- _GIVEN INFORMATION_
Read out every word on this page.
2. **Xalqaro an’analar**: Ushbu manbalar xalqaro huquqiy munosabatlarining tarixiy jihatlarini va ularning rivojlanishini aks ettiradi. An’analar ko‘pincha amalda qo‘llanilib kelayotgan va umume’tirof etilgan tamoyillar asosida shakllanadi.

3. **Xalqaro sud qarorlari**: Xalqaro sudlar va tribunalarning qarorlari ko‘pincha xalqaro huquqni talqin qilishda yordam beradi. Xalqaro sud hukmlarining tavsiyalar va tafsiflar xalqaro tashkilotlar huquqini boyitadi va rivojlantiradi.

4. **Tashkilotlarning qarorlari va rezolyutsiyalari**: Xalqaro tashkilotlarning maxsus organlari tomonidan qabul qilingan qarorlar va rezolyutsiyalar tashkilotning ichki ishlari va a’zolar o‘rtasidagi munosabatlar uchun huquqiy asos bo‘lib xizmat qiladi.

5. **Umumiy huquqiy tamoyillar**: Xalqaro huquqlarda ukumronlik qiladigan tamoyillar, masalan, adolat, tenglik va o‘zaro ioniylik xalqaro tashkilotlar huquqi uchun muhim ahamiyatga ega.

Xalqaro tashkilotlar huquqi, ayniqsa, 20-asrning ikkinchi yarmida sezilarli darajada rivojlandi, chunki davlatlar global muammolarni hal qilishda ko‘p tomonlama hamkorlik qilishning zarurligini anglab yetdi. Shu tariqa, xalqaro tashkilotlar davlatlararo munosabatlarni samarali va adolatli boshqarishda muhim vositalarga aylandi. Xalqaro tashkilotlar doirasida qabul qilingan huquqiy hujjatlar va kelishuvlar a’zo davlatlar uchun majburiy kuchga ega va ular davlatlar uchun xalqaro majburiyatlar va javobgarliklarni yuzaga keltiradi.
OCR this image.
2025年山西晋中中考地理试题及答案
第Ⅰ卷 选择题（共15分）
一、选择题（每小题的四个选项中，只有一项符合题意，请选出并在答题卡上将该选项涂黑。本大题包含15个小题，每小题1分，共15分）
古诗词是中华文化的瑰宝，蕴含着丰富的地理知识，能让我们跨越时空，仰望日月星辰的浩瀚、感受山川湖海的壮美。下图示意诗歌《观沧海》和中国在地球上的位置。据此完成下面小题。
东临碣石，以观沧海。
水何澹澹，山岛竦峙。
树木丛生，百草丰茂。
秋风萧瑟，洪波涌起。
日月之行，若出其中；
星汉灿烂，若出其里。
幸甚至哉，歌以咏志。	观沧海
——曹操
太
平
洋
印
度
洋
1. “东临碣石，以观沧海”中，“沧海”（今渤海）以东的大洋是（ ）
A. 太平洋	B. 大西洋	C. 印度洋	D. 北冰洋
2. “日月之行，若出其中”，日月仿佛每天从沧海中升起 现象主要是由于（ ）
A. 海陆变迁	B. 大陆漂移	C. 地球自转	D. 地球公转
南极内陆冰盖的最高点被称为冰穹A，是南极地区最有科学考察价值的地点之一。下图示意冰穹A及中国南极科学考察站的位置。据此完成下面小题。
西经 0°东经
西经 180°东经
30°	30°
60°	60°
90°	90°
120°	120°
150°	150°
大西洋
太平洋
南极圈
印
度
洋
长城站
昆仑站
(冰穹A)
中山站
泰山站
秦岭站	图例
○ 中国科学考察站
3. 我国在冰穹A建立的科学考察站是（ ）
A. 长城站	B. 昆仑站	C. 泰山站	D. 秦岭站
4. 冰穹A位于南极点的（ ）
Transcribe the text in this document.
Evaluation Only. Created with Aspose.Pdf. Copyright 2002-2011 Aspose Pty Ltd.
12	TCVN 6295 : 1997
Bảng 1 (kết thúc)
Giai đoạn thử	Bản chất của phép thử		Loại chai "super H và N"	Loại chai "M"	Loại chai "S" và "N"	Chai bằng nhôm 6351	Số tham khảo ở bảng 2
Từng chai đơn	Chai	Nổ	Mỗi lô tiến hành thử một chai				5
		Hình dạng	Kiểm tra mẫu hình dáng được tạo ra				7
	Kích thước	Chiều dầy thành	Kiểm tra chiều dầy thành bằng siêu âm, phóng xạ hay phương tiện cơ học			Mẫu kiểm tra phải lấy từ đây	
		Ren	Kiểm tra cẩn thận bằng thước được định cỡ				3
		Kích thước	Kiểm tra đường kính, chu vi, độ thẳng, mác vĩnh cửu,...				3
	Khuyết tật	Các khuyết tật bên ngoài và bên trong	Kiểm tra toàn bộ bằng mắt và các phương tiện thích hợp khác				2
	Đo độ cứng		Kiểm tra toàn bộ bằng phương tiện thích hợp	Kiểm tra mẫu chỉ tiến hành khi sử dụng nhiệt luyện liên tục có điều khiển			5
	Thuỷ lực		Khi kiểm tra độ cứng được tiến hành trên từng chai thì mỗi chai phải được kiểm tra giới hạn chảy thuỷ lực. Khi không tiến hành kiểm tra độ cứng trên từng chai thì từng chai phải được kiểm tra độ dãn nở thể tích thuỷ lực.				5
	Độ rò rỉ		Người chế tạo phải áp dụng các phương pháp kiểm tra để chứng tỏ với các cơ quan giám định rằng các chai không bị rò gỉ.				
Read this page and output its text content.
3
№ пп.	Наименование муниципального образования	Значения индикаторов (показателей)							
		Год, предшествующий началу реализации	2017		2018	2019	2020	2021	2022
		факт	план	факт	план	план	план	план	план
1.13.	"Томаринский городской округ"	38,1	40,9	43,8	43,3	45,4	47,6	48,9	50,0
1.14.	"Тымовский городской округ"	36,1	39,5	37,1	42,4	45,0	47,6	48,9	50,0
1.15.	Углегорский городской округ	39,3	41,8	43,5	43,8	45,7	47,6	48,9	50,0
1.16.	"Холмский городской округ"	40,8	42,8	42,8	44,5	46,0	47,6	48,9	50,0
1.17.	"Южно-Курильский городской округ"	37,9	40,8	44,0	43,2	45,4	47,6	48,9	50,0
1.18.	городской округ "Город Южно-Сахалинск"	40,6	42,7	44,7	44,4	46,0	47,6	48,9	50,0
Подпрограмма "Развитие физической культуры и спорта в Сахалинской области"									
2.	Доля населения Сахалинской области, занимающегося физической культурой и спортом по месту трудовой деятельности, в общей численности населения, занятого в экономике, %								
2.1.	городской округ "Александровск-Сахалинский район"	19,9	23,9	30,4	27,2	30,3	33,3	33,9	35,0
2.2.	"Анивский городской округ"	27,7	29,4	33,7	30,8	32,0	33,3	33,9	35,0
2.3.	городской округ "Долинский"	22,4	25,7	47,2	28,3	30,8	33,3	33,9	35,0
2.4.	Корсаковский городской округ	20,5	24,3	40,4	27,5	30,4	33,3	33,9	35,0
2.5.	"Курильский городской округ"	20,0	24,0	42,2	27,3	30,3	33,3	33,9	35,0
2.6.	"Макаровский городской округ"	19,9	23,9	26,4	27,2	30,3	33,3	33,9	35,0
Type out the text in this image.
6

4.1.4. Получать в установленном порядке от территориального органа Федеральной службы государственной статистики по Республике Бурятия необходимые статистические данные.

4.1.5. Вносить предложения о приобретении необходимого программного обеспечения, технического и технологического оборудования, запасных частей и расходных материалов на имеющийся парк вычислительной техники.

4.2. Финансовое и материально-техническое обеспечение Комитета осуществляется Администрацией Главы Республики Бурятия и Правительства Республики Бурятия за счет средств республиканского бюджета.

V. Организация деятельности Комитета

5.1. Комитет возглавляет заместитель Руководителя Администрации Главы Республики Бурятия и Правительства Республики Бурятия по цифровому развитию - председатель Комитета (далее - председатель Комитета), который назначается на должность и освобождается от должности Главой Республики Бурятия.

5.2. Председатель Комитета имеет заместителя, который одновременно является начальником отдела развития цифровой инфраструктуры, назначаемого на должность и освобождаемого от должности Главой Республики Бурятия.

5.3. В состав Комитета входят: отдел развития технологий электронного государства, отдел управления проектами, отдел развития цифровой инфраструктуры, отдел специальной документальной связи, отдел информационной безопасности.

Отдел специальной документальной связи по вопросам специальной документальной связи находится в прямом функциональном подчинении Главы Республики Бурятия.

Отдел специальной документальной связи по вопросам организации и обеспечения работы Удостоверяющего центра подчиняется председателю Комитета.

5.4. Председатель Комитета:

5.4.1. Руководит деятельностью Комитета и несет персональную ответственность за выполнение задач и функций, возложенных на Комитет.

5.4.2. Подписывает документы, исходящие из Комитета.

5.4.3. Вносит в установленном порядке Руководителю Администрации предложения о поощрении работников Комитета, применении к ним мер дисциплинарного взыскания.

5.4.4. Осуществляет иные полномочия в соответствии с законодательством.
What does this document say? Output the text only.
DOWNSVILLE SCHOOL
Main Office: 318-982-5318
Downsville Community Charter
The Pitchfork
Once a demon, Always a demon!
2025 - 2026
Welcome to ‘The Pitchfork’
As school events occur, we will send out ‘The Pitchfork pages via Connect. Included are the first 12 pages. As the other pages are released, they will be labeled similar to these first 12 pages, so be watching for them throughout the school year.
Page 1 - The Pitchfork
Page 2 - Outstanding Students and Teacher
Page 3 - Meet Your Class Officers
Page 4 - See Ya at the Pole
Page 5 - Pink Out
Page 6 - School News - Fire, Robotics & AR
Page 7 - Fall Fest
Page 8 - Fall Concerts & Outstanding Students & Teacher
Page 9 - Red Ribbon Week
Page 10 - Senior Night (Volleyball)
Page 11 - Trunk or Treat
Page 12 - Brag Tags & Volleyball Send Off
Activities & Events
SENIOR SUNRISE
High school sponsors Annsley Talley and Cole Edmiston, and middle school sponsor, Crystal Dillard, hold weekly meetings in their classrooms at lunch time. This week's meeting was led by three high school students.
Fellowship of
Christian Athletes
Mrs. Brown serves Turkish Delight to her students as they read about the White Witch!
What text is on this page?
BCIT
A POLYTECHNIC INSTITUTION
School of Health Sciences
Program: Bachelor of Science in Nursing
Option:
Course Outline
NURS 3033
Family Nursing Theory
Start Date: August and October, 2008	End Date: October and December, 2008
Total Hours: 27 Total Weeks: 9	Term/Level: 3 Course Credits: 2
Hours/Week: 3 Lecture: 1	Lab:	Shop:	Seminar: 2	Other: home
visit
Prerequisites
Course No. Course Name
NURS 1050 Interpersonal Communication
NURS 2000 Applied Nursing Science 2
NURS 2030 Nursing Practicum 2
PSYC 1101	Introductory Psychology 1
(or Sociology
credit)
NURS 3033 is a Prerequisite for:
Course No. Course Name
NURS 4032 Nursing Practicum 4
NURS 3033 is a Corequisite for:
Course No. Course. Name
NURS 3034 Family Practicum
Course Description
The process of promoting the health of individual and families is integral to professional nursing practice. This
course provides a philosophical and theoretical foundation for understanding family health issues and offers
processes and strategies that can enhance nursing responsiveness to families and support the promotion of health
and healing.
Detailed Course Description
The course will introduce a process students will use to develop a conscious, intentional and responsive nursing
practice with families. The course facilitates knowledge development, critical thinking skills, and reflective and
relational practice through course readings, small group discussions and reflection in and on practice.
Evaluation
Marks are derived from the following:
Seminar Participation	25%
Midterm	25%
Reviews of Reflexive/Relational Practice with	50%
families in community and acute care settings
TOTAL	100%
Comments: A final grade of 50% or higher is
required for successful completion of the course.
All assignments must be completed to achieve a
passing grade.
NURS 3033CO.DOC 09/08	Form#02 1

- _WHAT IS BEING ASKED_
Return all lines containing the word "Fall".

- _OUTPUT FOR THIS TASK_
Page 7 - Fall Fest
Page 8 - Fall Concerts & Outstanding Students & Teacher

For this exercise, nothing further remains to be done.